*What you should do*.
Copy out all lines with the word "color" in them.

-------- Stored records --------

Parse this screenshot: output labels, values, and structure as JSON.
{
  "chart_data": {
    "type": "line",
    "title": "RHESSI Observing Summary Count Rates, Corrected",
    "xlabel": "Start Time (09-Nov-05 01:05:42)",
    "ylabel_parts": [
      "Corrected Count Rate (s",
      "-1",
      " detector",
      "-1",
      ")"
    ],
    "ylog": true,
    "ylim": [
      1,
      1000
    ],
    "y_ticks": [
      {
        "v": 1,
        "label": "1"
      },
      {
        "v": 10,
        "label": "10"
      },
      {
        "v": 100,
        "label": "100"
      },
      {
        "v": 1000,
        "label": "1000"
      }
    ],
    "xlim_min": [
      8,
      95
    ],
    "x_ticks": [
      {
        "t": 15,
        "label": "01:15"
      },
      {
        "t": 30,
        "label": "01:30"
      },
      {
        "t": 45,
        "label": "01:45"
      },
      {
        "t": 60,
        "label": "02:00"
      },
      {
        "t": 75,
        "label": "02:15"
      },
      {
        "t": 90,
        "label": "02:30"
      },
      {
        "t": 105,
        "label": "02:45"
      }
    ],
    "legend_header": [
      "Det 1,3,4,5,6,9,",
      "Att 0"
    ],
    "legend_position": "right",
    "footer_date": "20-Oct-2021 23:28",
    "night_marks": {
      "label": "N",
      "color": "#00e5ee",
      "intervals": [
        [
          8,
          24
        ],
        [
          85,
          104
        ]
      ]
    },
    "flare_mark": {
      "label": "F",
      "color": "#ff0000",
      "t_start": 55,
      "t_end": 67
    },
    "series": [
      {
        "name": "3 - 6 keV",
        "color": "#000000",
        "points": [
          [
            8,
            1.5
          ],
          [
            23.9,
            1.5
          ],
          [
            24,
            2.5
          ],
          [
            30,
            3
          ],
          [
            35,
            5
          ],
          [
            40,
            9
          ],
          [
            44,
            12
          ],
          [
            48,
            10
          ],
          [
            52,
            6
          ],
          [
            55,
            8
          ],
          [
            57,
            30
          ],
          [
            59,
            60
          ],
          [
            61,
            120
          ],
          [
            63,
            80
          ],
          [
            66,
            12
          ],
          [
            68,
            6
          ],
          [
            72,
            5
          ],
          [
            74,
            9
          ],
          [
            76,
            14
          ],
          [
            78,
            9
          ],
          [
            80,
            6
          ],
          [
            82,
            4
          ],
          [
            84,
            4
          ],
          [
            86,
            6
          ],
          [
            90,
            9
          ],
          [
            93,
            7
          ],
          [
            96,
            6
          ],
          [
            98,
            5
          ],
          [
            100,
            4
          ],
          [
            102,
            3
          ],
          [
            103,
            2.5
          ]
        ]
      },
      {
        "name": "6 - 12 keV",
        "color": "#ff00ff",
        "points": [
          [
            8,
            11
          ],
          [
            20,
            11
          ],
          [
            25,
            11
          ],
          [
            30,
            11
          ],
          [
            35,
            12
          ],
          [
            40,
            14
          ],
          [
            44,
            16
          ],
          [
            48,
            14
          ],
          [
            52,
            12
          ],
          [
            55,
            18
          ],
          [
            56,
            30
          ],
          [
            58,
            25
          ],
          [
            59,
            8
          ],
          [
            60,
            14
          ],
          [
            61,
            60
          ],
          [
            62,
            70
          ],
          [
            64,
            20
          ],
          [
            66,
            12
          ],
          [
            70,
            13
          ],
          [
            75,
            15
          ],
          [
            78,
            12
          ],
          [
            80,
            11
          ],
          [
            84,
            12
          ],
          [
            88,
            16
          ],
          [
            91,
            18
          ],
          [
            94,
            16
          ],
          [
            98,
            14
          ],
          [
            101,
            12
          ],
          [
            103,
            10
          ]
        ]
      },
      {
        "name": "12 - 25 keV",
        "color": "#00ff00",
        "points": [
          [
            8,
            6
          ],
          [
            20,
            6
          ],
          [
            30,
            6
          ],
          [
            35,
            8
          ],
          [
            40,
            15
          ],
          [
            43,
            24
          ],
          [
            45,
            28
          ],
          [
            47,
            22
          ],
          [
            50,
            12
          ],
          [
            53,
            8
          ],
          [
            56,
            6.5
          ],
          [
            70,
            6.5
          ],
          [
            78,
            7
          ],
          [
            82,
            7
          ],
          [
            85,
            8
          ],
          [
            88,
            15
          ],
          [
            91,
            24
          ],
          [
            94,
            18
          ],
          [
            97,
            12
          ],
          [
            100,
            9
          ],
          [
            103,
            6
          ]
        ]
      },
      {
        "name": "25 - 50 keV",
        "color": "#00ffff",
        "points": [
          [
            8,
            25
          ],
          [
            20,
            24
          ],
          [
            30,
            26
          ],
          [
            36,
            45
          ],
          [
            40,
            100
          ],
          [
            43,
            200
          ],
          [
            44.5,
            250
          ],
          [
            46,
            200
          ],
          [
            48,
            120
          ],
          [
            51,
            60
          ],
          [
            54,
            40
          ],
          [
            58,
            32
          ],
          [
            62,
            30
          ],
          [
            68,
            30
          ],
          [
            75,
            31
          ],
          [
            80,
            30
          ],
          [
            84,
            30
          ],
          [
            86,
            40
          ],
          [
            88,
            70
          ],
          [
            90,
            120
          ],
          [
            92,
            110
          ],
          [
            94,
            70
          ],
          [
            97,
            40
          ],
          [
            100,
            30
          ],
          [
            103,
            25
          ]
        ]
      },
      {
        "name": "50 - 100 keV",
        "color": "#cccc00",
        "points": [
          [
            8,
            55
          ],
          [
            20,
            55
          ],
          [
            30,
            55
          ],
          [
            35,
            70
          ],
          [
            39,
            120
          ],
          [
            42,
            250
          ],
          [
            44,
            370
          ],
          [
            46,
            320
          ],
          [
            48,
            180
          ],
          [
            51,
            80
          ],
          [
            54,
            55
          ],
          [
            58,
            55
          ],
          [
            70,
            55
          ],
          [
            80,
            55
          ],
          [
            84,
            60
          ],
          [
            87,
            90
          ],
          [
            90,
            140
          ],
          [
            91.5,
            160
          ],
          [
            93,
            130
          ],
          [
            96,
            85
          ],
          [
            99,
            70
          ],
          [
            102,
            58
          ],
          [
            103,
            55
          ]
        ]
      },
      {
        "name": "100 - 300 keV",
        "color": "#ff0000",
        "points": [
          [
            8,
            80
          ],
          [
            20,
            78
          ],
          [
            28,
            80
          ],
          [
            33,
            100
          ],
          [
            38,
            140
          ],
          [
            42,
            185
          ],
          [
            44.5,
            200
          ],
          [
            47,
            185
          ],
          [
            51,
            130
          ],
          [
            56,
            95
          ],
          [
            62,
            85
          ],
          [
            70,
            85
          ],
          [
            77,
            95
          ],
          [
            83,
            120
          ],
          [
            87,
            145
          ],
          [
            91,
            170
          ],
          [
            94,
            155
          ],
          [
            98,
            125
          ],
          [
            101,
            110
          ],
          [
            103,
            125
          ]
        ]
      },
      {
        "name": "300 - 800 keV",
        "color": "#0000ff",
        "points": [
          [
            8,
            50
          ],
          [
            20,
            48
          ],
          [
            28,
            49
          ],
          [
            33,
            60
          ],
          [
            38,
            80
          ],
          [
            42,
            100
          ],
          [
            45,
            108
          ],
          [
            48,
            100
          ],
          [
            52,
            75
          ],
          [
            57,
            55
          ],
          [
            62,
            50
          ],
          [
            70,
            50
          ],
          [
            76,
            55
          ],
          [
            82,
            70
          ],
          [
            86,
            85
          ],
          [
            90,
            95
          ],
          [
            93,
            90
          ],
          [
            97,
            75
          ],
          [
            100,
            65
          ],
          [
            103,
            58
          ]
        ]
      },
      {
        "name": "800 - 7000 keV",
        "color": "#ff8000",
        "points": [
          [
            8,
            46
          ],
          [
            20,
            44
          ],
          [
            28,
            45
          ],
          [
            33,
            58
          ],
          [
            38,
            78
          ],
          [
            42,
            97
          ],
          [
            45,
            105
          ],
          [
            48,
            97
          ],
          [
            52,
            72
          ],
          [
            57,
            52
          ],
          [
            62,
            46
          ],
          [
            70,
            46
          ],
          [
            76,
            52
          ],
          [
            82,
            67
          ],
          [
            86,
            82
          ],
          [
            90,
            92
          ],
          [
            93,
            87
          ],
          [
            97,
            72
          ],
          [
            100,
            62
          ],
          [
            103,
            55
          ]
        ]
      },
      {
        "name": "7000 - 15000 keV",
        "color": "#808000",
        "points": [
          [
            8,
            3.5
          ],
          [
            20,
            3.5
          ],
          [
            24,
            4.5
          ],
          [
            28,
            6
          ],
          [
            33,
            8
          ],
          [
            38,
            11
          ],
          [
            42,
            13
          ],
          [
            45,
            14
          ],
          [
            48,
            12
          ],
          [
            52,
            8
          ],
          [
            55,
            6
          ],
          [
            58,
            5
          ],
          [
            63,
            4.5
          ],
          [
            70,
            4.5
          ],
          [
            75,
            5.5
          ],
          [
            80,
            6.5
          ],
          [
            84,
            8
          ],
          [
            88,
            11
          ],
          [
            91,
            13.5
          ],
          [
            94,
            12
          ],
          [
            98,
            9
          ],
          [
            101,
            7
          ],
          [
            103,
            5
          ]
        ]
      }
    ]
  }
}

--------

*Written response*.
      "color": "#00e5ee",
      "color": "#ff0000",
        "color": "#000000",
        "color": "#ff00ff",
        "color": "#00ff00",
        "color": "#00ffff",
        "color": "#cccc00",
        "color": "#ff0000",
        "color": "#0000ff",
        "color": "#ff8000",
        "color": "#808000",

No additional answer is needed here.